(Recorded data)
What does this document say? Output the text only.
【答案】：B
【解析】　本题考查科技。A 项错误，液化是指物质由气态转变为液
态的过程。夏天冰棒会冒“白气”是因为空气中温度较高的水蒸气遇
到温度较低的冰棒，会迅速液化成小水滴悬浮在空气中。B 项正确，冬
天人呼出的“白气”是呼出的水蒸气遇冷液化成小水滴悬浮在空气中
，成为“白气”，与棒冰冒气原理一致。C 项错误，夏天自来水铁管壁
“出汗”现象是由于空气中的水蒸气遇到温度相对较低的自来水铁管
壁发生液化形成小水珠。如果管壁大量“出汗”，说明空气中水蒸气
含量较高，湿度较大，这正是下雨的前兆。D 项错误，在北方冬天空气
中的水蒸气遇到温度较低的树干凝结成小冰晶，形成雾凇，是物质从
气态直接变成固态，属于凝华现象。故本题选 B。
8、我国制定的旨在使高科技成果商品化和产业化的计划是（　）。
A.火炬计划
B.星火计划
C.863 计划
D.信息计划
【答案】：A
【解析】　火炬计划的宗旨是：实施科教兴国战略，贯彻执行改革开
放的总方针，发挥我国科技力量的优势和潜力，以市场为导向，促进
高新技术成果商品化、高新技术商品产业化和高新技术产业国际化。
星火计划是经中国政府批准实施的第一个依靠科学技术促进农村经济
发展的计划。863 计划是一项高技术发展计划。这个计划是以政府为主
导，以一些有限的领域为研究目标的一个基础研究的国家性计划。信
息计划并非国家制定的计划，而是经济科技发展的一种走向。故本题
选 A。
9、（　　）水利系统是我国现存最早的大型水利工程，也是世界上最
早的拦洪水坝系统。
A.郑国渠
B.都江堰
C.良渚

==

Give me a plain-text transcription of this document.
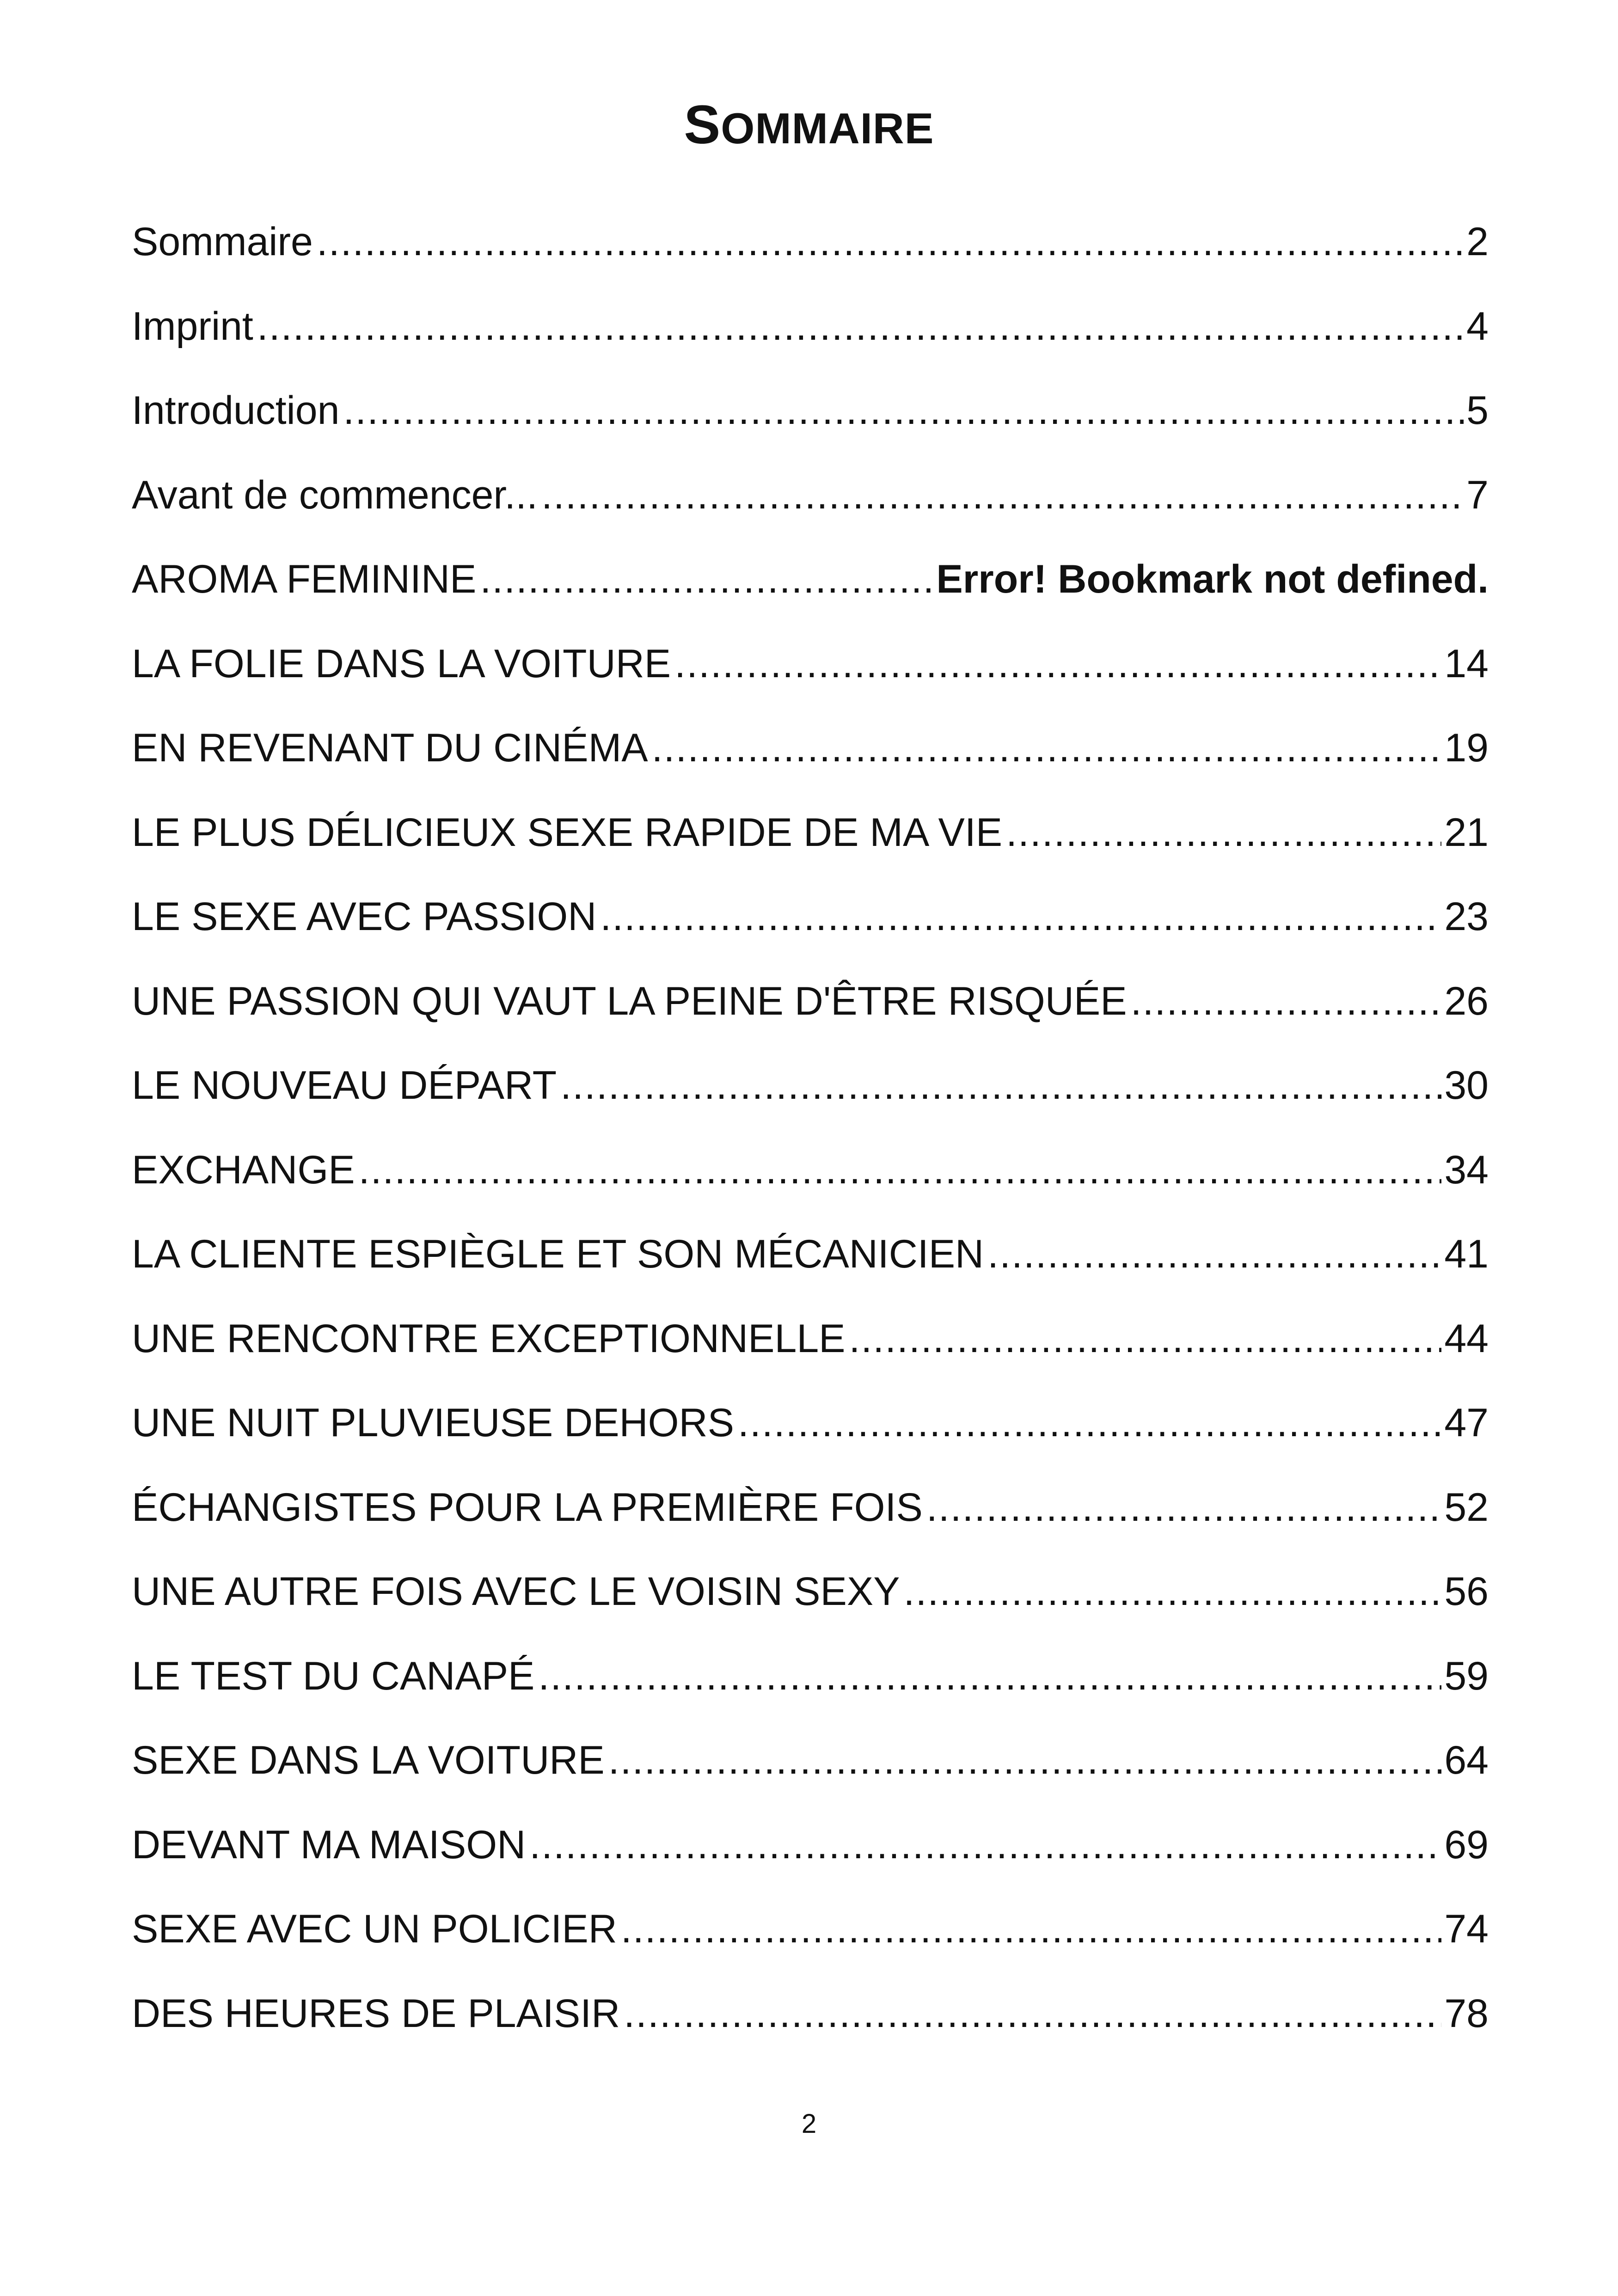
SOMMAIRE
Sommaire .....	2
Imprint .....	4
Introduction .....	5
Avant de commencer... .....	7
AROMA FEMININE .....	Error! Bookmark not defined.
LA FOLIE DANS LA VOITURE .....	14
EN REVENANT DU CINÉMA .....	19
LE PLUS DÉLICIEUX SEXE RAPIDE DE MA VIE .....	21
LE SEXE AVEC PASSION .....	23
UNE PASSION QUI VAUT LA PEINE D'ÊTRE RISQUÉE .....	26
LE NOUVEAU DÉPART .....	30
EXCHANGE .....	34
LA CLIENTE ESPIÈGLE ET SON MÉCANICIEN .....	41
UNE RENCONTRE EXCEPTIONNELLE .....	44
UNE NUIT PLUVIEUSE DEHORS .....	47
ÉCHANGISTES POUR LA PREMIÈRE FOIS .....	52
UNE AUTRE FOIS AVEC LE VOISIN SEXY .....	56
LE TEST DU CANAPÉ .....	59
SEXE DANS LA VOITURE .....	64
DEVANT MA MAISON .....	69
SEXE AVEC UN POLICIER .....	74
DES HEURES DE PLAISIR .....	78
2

Aim of the exercise ::
Find every line in the records that contains the word "AVEC"; copy those lines.

The reply ::
LE SEXE AVEC PASSION .....	23
UNE AUTRE FOIS AVEC LE VOISIN SEXY .....	56
SEXE AVEC UN POLICIER .....	74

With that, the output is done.